## Aim of the task:
Work out how many lines include "into" and answer with that number only.

Items from a dataset
[start]
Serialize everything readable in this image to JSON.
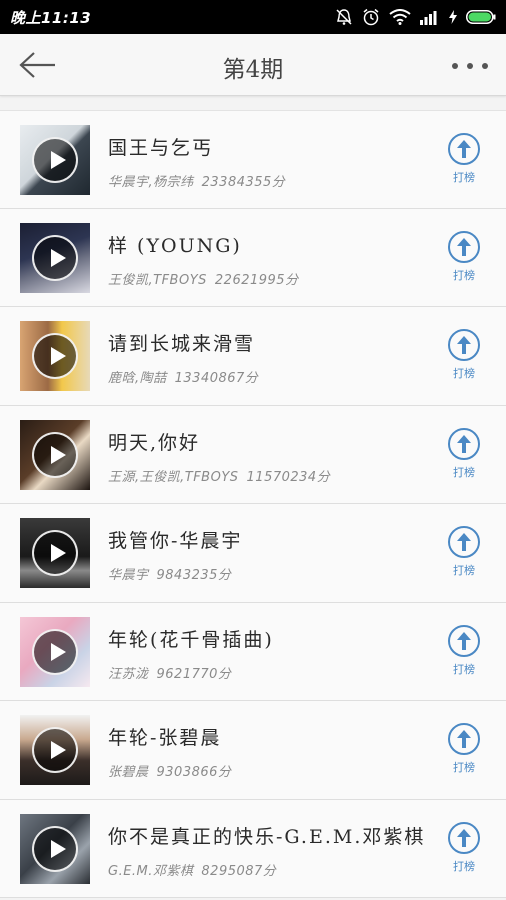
{
  "status_bar": {
    "time": "晚上11:13"
  },
  "header": {
    "title": "第4期"
  },
  "songs": [
    {
      "title": "国王与乞丐",
      "artist": "华晨宇,杨宗纬",
      "score": "23384355分",
      "vote_label": "打榜"
    },
    {
      "title": "样 (YOUNG)",
      "artist": "王俊凯,TFBOYS",
      "score": "22621995分",
      "vote_label": "打榜"
    },
    {
      "title": "请到长城来滑雪",
      "artist": "鹿晗,陶喆",
      "score": "13340867分",
      "vote_label": "打榜"
    },
    {
      "title": "明天,你好",
      "artist": "王源,王俊凯,TFBOYS",
      "score": "11570234分",
      "vote_label": "打榜"
    },
    {
      "title": "我管你-华晨宇",
      "artist": "华晨宇",
      "score": "9843235分",
      "vote_label": "打榜"
    },
    {
      "title": "年轮(花千骨插曲)",
      "artist": "汪苏泷",
      "score": "9621770分",
      "vote_label": "打榜"
    },
    {
      "title": "年轮-张碧晨",
      "artist": "张碧晨",
      "score": "9303866分",
      "vote_label": "打榜"
    },
    {
      "title": "你不是真正的快乐-G.E.M.邓紫棋",
      "artist": "G.E.M.邓紫棋",
      "score": "8295087分",
      "vote_label": "打榜"
    }
  ],
  "colors": {
    "accent": "#4a88c4",
    "status_bar": "#000000",
    "header_bg": "#f7f7f7"
  },
  "icons": {
    "back": "arrow-left-icon",
    "more": "more-dots-icon",
    "vote": "arrow-up-circle-icon",
    "play": "play-icon"
  }
}
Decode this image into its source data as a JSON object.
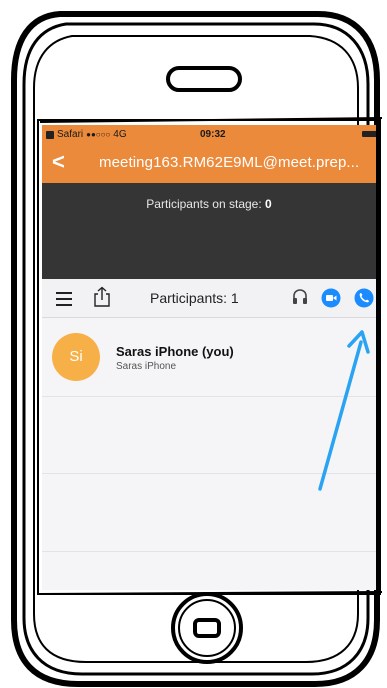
{
  "status_bar": {
    "carrier": "Safari",
    "signal": "●●○○○",
    "network": "4G",
    "time": "09:32"
  },
  "nav": {
    "back_glyph": "<",
    "title": "meeting163.RM62E9ML@meet.prep..."
  },
  "stage": {
    "label": "Participants on stage:",
    "count": "0"
  },
  "toolbar": {
    "title": "Participants: 1",
    "icons": [
      "menu-icon",
      "share-icon",
      "headset-icon",
      "video-icon",
      "call-icon"
    ]
  },
  "participants": [
    {
      "initials": "Si",
      "name": "Saras iPhone (you)",
      "device": "Saras iPhone"
    }
  ],
  "colors": {
    "accent_orange": "#ec8a3c",
    "stage_dark": "#353535",
    "avatar": "#f7b047",
    "call_blue": "#1a8cff",
    "arrow_blue": "#2aa3f2"
  }
}
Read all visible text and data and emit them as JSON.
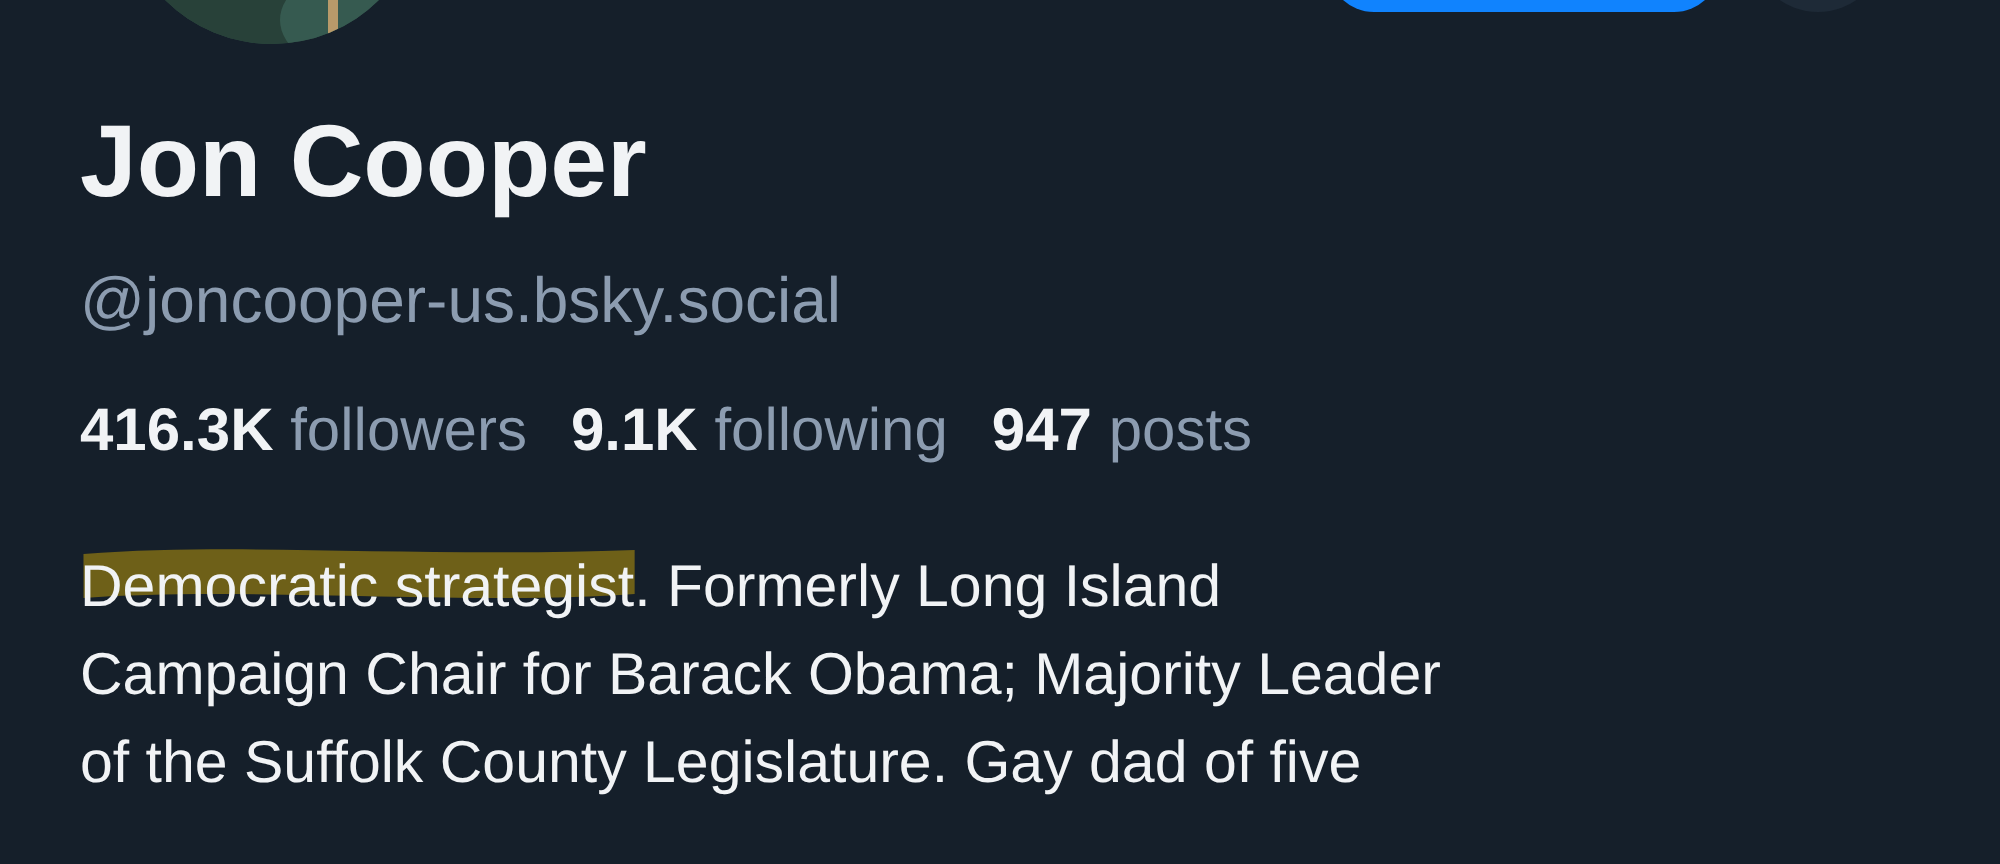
{
  "profile": {
    "display_name": "Jon Cooper",
    "handle": "@joncooper-us.bsky.social",
    "stats": [
      {
        "count": "416.3K",
        "label": "followers"
      },
      {
        "count": "9.1K",
        "label": "following"
      },
      {
        "count": "947",
        "label": "posts"
      }
    ],
    "bio": {
      "highlighted": "Democratic strategist",
      "lines": [
        ". Formerly Long Island",
        "Campaign Chair for Barack Obama; Majority Leader",
        "of the Suffolk County Legislature. Gay dad of five"
      ]
    }
  }
}
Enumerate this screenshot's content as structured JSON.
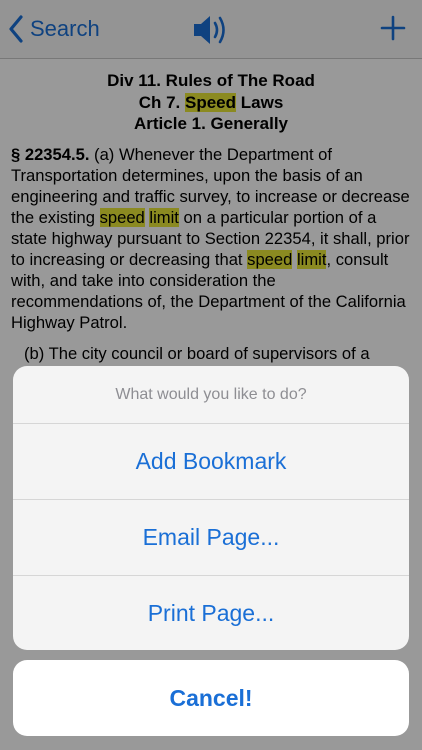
{
  "navbar": {
    "back_label": "Search",
    "speaker_icon": "speaker-icon",
    "add_icon": "plus-icon"
  },
  "document": {
    "heading_line1": "Div 11. Rules of The Road",
    "heading_line2_pre": "Ch 7. ",
    "heading_line2_hl": "Speed",
    "heading_line2_post": " Laws",
    "heading_line3": "Article 1. Generally",
    "p1": {
      "code": "§ 22354.5.",
      "t1": " (a) Whenever the Department of Transportation determines, upon the basis of an engineering and traffic survey, to increase or decrease the existing ",
      "hl1": "speed",
      "t2": " ",
      "hl2": "limit",
      "t3": " on a particular portion of a state highway pursuant to Section 22354, it shall, prior to increasing or decreasing that ",
      "hl3": "speed",
      "t4": " ",
      "hl4": "limit",
      "t5": ", consult with, and take into consideration the recommendations of, the Department of the California Highway Patrol."
    },
    "p2": "(b) The city council or board of supervisors of a"
  },
  "action_sheet": {
    "title": "What would you like to do?",
    "actions": [
      "Add Bookmark",
      "Email Page...",
      "Print Page..."
    ],
    "cancel": "Cancel!"
  },
  "colors": {
    "accent": "#1a6fd6",
    "highlight": "#e8e637"
  }
}
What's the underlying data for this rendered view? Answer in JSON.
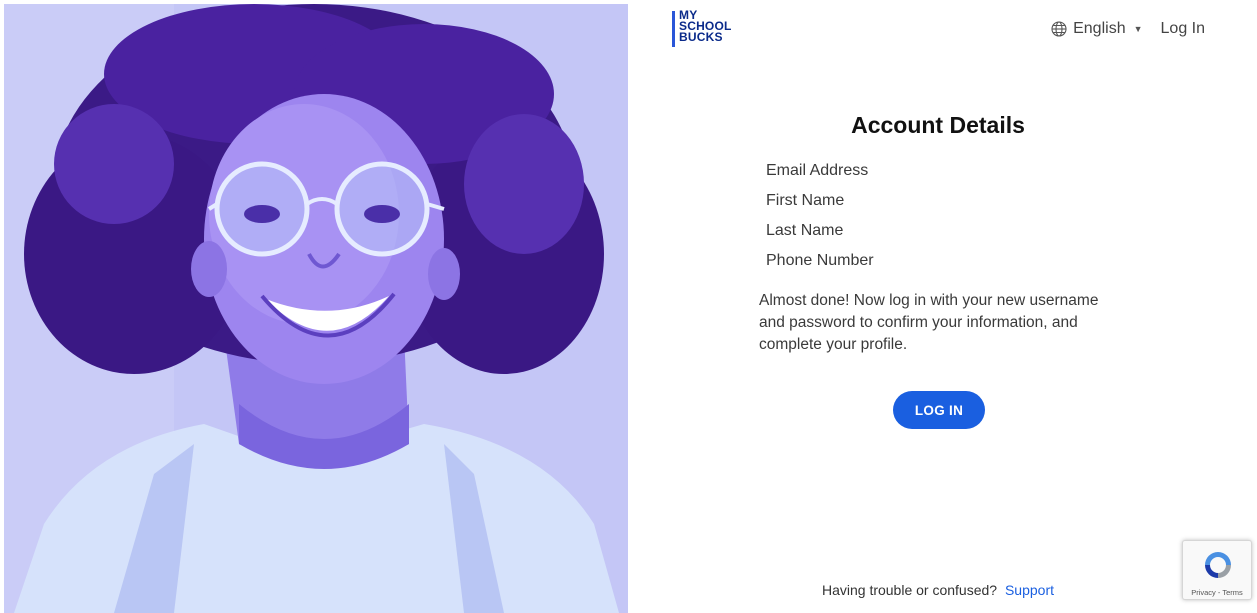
{
  "brand": {
    "logo_lines": [
      "MY",
      "SCHOOL",
      "BUCKS"
    ],
    "accent_color": "#1a5fe0"
  },
  "header": {
    "language": "English",
    "login_link": "Log In"
  },
  "main": {
    "title": "Account Details",
    "fields": [
      "Email Address",
      "First Name",
      "Last Name",
      "Phone Number"
    ],
    "message": "Almost done! Now log in with your new username and password to confirm your information, and complete your profile.",
    "login_button": "LOG IN"
  },
  "footer": {
    "text": "Having trouble or confused?",
    "support_link": "Support"
  },
  "recaptcha": {
    "text": "Privacy - Terms"
  },
  "icons": {
    "globe": "globe-icon",
    "caret": "chevron-down-icon",
    "recaptcha": "recaptcha-icon"
  }
}
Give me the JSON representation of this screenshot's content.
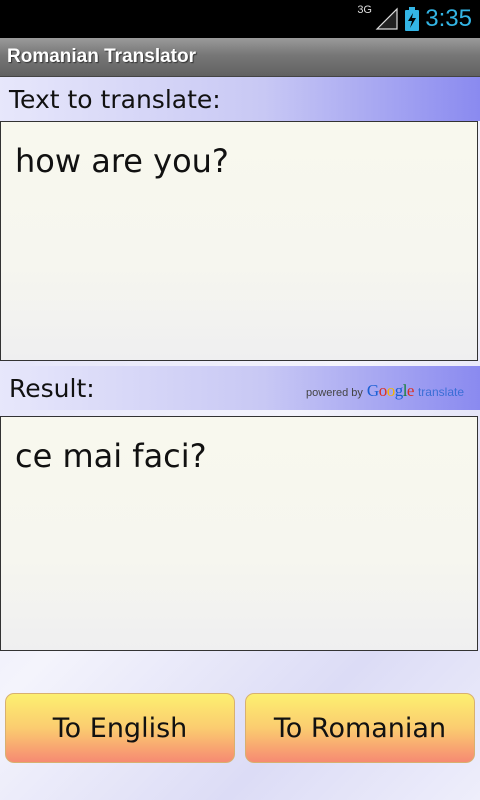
{
  "status_bar": {
    "network_type": "3G",
    "time": "3:35",
    "icons": [
      "signal-icon",
      "battery-charging-icon"
    ],
    "time_color": "#33b5e5"
  },
  "app": {
    "title": "Romanian Translator"
  },
  "input_section": {
    "label": "Text to translate:",
    "value": "how are you?"
  },
  "result_section": {
    "label": "Result:",
    "value": "ce mai faci?",
    "attribution": {
      "prefix": "powered by",
      "google": [
        "G",
        "o",
        "o",
        "g",
        "l",
        "e"
      ],
      "google_colors": [
        "#1a5fd4",
        "#d93025",
        "#f4b400",
        "#1a5fd4",
        "#188038",
        "#d93025"
      ],
      "suffix": "translate"
    }
  },
  "buttons": {
    "to_english": "To English",
    "to_romanian": "To Romanian"
  }
}
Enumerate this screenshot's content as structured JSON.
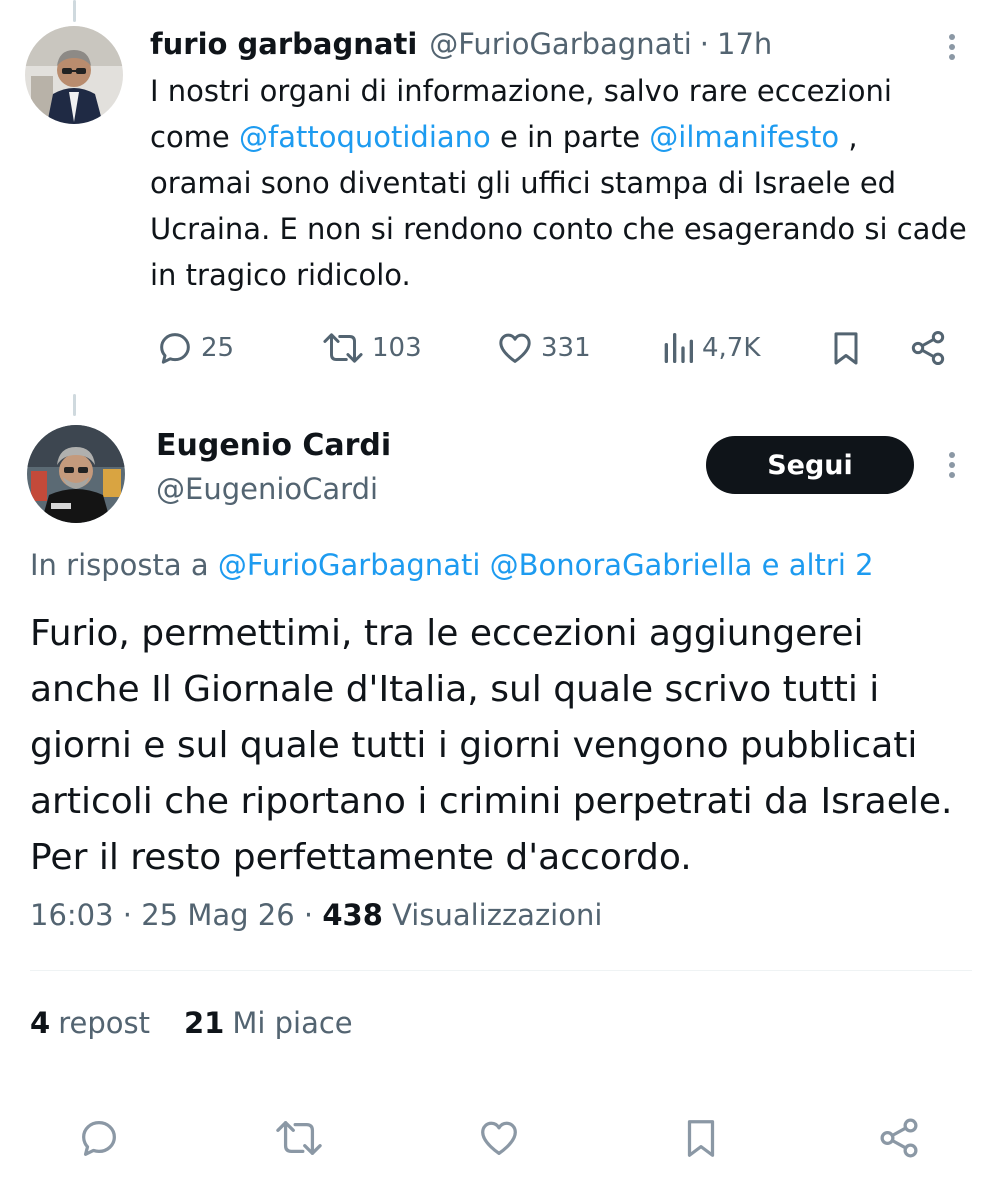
{
  "parent_tweet": {
    "name": "furio garbagnati",
    "handle": "@FurioGarbagnati",
    "separator": "·",
    "time": "17h",
    "text_line1": "I nostri organi di informazione, salvo rare eccezioni",
    "text_come": "come ",
    "mention1": "@fattoquotidiano",
    "text_inparte": " e in parte ",
    "mention2": "@ilmanifesto",
    "text_after": " ,",
    "text_rest": "oramai sono diventati gli uffici stampa di Israele ed Ucraina. E non si rendono conto che esagerando si cade in tragico ridicolo.",
    "actions": {
      "replies": "25",
      "reposts": "103",
      "likes": "331",
      "views": "4,7K"
    }
  },
  "reply_tweet": {
    "name": "Eugenio Cardi",
    "handle": "@EugenioCardi",
    "follow_label": "Segui",
    "reply_prefix": "In risposta a ",
    "reply_mention1": "@FurioGarbagnati",
    "reply_mention2": "@BonoraGabriella",
    "reply_others": "e altri 2",
    "text": "Furio, permettimi, tra le eccezioni aggiungerei anche Il Giornale d'Italia, sul quale scrivo tutti i giorni e sul quale tutti i giorni vengono pubblicati articoli che riportano i crimini perpetrati da Israele. Per il resto perfettamente d'accordo.",
    "time": "16:03",
    "date": "25 Mag 26",
    "sep": "·",
    "views_count": "438",
    "views_label": "Visualizzazioni",
    "reposts_count": "4",
    "reposts_label": "repost",
    "likes_count": "21",
    "likes_label": "Mi piace"
  },
  "colors": {
    "text": "#0f1419",
    "secondary": "#536471",
    "link": "#1d9bf0",
    "icon": "#536471",
    "bottom_icon": "#8b98a5",
    "divider": "#eff3f4"
  },
  "icons": {
    "reply": "speech-bubble-icon",
    "repost": "repost-arrows-icon",
    "like": "heart-icon",
    "views": "bar-chart-icon",
    "bookmark": "bookmark-icon",
    "share": "share-icon",
    "more": "more-vertical-icon"
  }
}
[end]
## Exercise output:
2